* _STATED GOAL_
Pick out each line with the word "その結果" from the material that follows.

>> Begin

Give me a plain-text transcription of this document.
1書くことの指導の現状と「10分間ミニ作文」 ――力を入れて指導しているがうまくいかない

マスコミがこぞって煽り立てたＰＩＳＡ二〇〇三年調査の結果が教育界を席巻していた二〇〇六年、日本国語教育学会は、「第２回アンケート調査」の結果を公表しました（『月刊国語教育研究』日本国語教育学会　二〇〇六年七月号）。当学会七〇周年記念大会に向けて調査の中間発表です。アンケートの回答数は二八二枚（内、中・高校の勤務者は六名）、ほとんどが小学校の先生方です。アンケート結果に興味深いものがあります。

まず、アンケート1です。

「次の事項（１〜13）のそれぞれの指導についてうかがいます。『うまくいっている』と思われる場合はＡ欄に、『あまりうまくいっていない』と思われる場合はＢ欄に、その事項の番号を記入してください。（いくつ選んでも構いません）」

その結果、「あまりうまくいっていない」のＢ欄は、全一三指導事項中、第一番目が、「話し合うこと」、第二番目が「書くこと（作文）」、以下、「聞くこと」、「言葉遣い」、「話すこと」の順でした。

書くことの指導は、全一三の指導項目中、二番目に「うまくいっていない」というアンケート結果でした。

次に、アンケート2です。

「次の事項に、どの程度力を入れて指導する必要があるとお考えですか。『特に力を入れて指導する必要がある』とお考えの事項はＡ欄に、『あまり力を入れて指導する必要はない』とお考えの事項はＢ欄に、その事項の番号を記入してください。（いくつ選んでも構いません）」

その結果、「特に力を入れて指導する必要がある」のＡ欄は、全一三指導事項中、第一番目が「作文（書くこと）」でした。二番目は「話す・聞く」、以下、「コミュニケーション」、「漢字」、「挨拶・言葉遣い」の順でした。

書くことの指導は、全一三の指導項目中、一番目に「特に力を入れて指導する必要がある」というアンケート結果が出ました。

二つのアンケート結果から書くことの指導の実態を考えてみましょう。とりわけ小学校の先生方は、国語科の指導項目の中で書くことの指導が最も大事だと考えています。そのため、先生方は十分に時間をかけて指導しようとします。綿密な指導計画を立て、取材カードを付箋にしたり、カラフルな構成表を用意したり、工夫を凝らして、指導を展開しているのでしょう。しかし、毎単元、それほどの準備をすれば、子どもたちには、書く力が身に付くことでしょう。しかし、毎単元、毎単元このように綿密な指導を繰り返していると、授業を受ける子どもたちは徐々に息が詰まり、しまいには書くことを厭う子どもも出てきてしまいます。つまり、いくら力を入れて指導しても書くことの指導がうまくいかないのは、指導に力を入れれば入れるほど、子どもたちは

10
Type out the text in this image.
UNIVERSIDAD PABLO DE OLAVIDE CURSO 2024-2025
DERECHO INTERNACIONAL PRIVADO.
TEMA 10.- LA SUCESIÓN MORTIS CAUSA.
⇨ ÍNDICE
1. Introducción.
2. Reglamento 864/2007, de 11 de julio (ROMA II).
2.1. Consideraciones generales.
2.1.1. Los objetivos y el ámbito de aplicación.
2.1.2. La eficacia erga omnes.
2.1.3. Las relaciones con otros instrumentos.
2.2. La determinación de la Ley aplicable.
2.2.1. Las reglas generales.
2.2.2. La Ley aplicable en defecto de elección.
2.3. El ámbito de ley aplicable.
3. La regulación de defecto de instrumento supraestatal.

>> End

* _SOLUTION TO THIS PROBLEM_
その結果、「あまりうまくいっていない」のＢ欄は、全一三指導事項中、第一番目が、「話し合うこと」、第二番目が「書くこと（作文）」、以下、「聞くこと」、「言葉遣い」、「話すこと」の順でした。
その結果、「特に力を入れて指導する必要がある」のＡ欄は、全一三指導事項中、第一番目が「作文（書くこと）」でした。二番目は「話す・聞く」、以下、「コミュニケーション」、「漢字」、「挨拶・言葉遣い」の順でした。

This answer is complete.